DATASET |
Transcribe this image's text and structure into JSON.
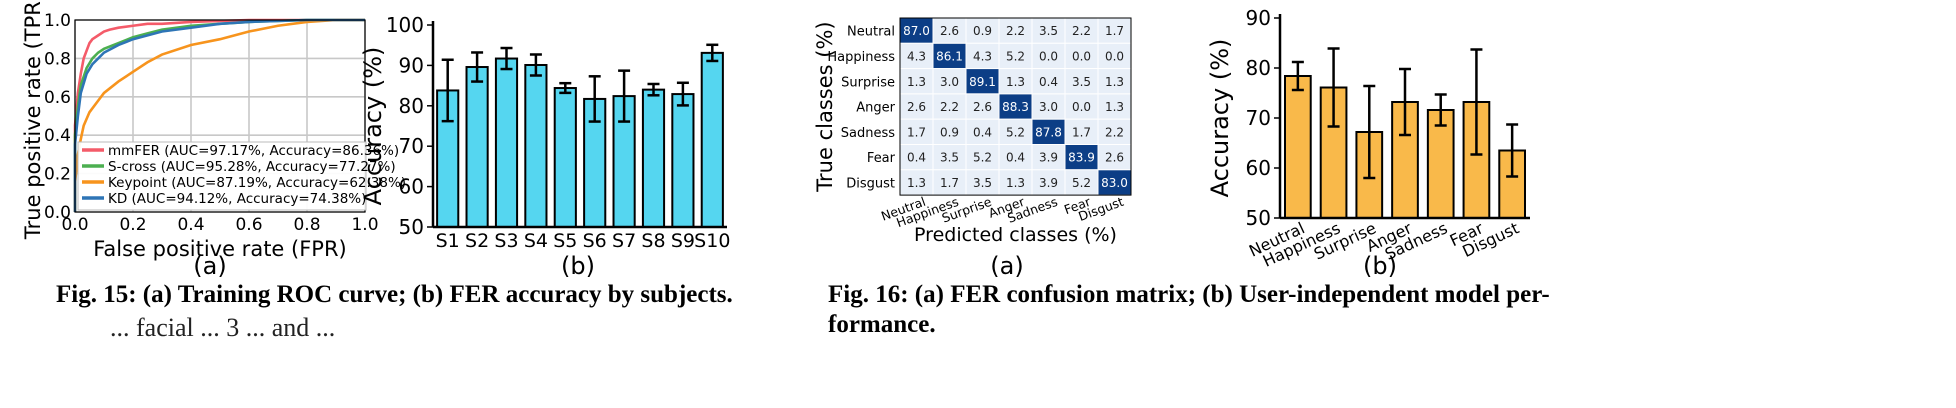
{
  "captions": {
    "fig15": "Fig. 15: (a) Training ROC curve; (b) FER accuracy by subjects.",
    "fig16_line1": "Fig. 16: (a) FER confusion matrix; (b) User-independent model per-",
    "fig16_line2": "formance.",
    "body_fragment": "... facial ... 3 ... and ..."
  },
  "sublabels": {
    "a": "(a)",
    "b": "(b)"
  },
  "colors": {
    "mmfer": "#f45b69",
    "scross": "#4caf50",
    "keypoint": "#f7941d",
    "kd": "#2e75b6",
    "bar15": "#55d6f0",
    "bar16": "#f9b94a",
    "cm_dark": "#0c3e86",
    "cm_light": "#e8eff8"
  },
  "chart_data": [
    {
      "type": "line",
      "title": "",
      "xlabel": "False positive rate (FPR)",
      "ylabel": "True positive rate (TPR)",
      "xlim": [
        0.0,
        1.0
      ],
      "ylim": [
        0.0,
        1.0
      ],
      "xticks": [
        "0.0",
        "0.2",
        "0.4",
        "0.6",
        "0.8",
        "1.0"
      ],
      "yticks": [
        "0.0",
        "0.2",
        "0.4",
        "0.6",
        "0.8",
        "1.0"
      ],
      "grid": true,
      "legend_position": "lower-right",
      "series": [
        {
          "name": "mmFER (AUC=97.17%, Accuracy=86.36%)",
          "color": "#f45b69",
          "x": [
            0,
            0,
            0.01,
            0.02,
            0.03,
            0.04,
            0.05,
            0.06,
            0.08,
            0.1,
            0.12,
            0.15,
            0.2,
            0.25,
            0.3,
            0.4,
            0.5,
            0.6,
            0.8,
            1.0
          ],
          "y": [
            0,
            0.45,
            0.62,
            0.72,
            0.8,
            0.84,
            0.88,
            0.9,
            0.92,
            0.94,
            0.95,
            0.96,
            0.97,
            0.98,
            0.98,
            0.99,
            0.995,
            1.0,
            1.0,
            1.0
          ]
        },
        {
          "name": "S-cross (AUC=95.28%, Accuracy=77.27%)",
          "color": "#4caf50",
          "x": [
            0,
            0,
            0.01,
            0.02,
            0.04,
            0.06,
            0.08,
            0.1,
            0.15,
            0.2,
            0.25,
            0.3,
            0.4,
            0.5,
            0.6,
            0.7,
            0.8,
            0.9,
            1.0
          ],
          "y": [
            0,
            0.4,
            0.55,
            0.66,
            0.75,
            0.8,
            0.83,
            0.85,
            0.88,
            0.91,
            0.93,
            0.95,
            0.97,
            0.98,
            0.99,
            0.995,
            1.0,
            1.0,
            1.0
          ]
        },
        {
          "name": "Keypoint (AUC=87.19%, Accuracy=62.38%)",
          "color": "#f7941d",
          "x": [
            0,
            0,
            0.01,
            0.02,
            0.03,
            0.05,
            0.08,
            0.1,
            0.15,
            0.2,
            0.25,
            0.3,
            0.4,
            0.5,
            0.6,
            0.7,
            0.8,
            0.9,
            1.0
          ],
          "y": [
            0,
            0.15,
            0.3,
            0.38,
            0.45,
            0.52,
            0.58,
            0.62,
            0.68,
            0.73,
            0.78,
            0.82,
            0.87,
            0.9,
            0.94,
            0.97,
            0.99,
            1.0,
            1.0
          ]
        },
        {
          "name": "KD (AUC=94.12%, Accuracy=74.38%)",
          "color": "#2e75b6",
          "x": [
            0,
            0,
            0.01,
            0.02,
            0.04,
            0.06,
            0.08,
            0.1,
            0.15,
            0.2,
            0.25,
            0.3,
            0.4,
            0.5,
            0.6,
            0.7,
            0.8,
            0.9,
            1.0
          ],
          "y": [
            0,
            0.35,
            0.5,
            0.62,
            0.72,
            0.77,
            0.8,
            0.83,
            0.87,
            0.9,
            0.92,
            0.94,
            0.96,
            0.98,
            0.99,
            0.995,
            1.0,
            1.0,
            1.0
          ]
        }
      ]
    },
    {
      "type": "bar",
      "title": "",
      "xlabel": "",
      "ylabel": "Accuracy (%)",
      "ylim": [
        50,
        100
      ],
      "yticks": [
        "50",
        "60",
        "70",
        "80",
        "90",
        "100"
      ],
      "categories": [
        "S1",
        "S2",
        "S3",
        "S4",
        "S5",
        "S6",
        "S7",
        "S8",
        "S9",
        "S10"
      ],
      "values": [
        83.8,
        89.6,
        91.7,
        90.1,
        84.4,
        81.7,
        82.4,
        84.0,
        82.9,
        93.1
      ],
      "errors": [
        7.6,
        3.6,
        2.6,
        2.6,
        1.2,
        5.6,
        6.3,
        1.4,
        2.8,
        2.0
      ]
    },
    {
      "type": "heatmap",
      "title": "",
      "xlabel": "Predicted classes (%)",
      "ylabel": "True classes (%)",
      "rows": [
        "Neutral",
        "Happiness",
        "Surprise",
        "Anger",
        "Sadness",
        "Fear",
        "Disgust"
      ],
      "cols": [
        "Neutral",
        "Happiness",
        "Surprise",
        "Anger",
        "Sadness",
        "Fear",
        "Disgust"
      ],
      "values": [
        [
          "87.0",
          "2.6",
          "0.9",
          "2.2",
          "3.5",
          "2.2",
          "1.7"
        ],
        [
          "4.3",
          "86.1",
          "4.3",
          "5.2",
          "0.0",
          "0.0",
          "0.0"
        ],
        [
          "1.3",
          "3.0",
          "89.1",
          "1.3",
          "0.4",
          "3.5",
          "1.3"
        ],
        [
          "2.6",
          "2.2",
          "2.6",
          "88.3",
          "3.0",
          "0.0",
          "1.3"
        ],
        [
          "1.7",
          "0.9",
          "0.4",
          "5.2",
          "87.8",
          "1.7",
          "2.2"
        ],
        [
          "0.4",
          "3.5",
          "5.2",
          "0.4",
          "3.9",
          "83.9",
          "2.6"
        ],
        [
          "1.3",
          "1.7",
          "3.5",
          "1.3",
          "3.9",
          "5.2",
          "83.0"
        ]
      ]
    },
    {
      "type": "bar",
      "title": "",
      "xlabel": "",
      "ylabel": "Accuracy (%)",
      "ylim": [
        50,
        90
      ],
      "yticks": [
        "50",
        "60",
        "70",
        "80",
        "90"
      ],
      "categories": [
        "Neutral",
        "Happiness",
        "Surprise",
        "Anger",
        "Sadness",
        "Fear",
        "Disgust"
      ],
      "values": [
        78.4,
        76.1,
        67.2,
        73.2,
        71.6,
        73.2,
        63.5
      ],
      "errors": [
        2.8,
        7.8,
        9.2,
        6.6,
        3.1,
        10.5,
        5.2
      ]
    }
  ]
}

DIRECTIVE | Without the pictures, restate all the entries above exactly.

THE RESPONSE |
Transcribe this image's text and structure into JSON.
{
  "captions": {
    "fig15": "Fig. 15: (a) Training ROC curve; (b) FER accuracy by subjects.",
    "fig16_line1": "Fig. 16: (a) FER confusion matrix; (b) User-independent model per-",
    "fig16_line2": "formance.",
    "body_fragment": "... facial ... 3 ... and ..."
  },
  "sublabels": {
    "a": "(a)",
    "b": "(b)"
  },
  "colors": {
    "mmfer": "#f45b69",
    "scross": "#4caf50",
    "keypoint": "#f7941d",
    "kd": "#2e75b6",
    "bar15": "#55d6f0",
    "bar16": "#f9b94a",
    "cm_dark": "#0c3e86",
    "cm_light": "#e8eff8"
  },
  "chart_data": [
    {
      "type": "line",
      "title": "",
      "xlabel": "False positive rate (FPR)",
      "ylabel": "True positive rate (TPR)",
      "xlim": [
        0.0,
        1.0
      ],
      "ylim": [
        0.0,
        1.0
      ],
      "xticks": [
        "0.0",
        "0.2",
        "0.4",
        "0.6",
        "0.8",
        "1.0"
      ],
      "yticks": [
        "0.0",
        "0.2",
        "0.4",
        "0.6",
        "0.8",
        "1.0"
      ],
      "grid": true,
      "legend_position": "lower-right",
      "series": [
        {
          "name": "mmFER (AUC=97.17%, Accuracy=86.36%)",
          "color": "#f45b69",
          "x": [
            0,
            0,
            0.01,
            0.02,
            0.03,
            0.04,
            0.05,
            0.06,
            0.08,
            0.1,
            0.12,
            0.15,
            0.2,
            0.25,
            0.3,
            0.4,
            0.5,
            0.6,
            0.8,
            1.0
          ],
          "y": [
            0,
            0.45,
            0.62,
            0.72,
            0.8,
            0.84,
            0.88,
            0.9,
            0.92,
            0.94,
            0.95,
            0.96,
            0.97,
            0.98,
            0.98,
            0.99,
            0.995,
            1.0,
            1.0,
            1.0
          ]
        },
        {
          "name": "S-cross (AUC=95.28%, Accuracy=77.27%)",
          "color": "#4caf50",
          "x": [
            0,
            0,
            0.01,
            0.02,
            0.04,
            0.06,
            0.08,
            0.1,
            0.15,
            0.2,
            0.25,
            0.3,
            0.4,
            0.5,
            0.6,
            0.7,
            0.8,
            0.9,
            1.0
          ],
          "y": [
            0,
            0.4,
            0.55,
            0.66,
            0.75,
            0.8,
            0.83,
            0.85,
            0.88,
            0.91,
            0.93,
            0.95,
            0.97,
            0.98,
            0.99,
            0.995,
            1.0,
            1.0,
            1.0
          ]
        },
        {
          "name": "Keypoint (AUC=87.19%, Accuracy=62.38%)",
          "color": "#f7941d",
          "x": [
            0,
            0,
            0.01,
            0.02,
            0.03,
            0.05,
            0.08,
            0.1,
            0.15,
            0.2,
            0.25,
            0.3,
            0.4,
            0.5,
            0.6,
            0.7,
            0.8,
            0.9,
            1.0
          ],
          "y": [
            0,
            0.15,
            0.3,
            0.38,
            0.45,
            0.52,
            0.58,
            0.62,
            0.68,
            0.73,
            0.78,
            0.82,
            0.87,
            0.9,
            0.94,
            0.97,
            0.99,
            1.0,
            1.0
          ]
        },
        {
          "name": "KD (AUC=94.12%, Accuracy=74.38%)",
          "color": "#2e75b6",
          "x": [
            0,
            0,
            0.01,
            0.02,
            0.04,
            0.06,
            0.08,
            0.1,
            0.15,
            0.2,
            0.25,
            0.3,
            0.4,
            0.5,
            0.6,
            0.7,
            0.8,
            0.9,
            1.0
          ],
          "y": [
            0,
            0.35,
            0.5,
            0.62,
            0.72,
            0.77,
            0.8,
            0.83,
            0.87,
            0.9,
            0.92,
            0.94,
            0.96,
            0.98,
            0.99,
            0.995,
            1.0,
            1.0,
            1.0
          ]
        }
      ]
    },
    {
      "type": "bar",
      "title": "",
      "xlabel": "",
      "ylabel": "Accuracy (%)",
      "ylim": [
        50,
        100
      ],
      "yticks": [
        "50",
        "60",
        "70",
        "80",
        "90",
        "100"
      ],
      "categories": [
        "S1",
        "S2",
        "S3",
        "S4",
        "S5",
        "S6",
        "S7",
        "S8",
        "S9",
        "S10"
      ],
      "values": [
        83.8,
        89.6,
        91.7,
        90.1,
        84.4,
        81.7,
        82.4,
        84.0,
        82.9,
        93.1
      ],
      "errors": [
        7.6,
        3.6,
        2.6,
        2.6,
        1.2,
        5.6,
        6.3,
        1.4,
        2.8,
        2.0
      ]
    },
    {
      "type": "heatmap",
      "title": "",
      "xlabel": "Predicted classes (%)",
      "ylabel": "True classes (%)",
      "rows": [
        "Neutral",
        "Happiness",
        "Surprise",
        "Anger",
        "Sadness",
        "Fear",
        "Disgust"
      ],
      "cols": [
        "Neutral",
        "Happiness",
        "Surprise",
        "Anger",
        "Sadness",
        "Fear",
        "Disgust"
      ],
      "values": [
        [
          "87.0",
          "2.6",
          "0.9",
          "2.2",
          "3.5",
          "2.2",
          "1.7"
        ],
        [
          "4.3",
          "86.1",
          "4.3",
          "5.2",
          "0.0",
          "0.0",
          "0.0"
        ],
        [
          "1.3",
          "3.0",
          "89.1",
          "1.3",
          "0.4",
          "3.5",
          "1.3"
        ],
        [
          "2.6",
          "2.2",
          "2.6",
          "88.3",
          "3.0",
          "0.0",
          "1.3"
        ],
        [
          "1.7",
          "0.9",
          "0.4",
          "5.2",
          "87.8",
          "1.7",
          "2.2"
        ],
        [
          "0.4",
          "3.5",
          "5.2",
          "0.4",
          "3.9",
          "83.9",
          "2.6"
        ],
        [
          "1.3",
          "1.7",
          "3.5",
          "1.3",
          "3.9",
          "5.2",
          "83.0"
        ]
      ]
    },
    {
      "type": "bar",
      "title": "",
      "xlabel": "",
      "ylabel": "Accuracy (%)",
      "ylim": [
        50,
        90
      ],
      "yticks": [
        "50",
        "60",
        "70",
        "80",
        "90"
      ],
      "categories": [
        "Neutral",
        "Happiness",
        "Surprise",
        "Anger",
        "Sadness",
        "Fear",
        "Disgust"
      ],
      "values": [
        78.4,
        76.1,
        67.2,
        73.2,
        71.6,
        73.2,
        63.5
      ],
      "errors": [
        2.8,
        7.8,
        9.2,
        6.6,
        3.1,
        10.5,
        5.2
      ]
    }
  ]
}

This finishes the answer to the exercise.